Gather all lines in the entries that include the word "Highly".

(Stored items from a collection)
============
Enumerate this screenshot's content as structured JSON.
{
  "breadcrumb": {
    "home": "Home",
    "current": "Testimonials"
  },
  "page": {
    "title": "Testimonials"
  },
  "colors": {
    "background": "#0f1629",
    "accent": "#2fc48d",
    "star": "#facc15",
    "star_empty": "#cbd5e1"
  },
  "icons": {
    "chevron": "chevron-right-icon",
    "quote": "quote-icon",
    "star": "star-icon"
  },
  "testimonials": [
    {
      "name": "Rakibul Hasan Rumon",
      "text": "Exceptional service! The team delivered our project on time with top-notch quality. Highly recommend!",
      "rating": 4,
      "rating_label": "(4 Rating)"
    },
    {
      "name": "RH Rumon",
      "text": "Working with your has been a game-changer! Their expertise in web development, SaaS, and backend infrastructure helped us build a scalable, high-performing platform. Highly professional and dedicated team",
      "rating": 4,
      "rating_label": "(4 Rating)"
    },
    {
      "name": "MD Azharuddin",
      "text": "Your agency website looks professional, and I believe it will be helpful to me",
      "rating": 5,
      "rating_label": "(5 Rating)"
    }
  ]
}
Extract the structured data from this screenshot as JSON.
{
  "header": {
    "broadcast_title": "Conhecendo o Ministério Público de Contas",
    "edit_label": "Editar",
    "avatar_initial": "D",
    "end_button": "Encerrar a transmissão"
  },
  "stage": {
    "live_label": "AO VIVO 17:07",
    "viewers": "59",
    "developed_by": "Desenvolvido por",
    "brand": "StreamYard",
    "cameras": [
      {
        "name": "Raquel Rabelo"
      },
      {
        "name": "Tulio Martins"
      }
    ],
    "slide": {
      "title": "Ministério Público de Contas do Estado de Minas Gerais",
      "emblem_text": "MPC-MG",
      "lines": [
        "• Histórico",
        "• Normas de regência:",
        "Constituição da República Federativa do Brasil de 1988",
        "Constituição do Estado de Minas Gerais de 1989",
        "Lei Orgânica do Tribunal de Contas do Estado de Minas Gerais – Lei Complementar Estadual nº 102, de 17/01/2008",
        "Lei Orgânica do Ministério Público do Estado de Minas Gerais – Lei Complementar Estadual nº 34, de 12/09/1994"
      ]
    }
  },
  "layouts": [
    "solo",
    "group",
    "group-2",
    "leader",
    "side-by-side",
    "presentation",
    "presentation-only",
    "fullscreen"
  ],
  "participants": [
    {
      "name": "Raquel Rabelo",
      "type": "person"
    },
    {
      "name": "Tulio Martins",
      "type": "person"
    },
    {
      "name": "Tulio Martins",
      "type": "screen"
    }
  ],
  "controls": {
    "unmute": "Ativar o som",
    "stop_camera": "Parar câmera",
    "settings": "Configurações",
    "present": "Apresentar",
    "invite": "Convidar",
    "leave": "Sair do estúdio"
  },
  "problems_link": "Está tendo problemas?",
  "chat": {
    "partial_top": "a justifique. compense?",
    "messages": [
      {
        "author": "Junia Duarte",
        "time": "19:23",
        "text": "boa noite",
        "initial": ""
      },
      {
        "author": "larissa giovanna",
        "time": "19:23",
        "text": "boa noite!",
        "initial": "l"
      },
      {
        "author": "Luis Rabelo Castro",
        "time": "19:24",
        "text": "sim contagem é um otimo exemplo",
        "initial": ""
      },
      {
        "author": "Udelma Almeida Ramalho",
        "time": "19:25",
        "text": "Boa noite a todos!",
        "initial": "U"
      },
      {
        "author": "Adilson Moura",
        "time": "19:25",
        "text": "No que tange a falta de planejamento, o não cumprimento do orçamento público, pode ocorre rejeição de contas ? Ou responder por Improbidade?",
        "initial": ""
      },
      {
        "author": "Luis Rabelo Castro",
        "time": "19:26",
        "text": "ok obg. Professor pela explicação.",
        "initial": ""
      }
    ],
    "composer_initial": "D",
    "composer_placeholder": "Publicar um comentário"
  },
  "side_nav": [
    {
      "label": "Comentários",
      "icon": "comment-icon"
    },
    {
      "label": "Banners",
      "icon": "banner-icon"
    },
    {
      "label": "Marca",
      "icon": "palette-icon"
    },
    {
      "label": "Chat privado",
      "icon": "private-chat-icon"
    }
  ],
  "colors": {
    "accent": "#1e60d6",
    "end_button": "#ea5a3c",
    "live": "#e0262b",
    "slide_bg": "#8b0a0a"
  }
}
============
- ANSWER TO THE TASK -
      "text": "Exceptional service! The team delivered our project on time with top-notch quality. Highly recommend!",
      "text": "Working with your has been a game-changer! Their expertise in web development, SaaS, and backend infrastructure helped us build a scalable, high-performing platform. Highly professional and dedicated team",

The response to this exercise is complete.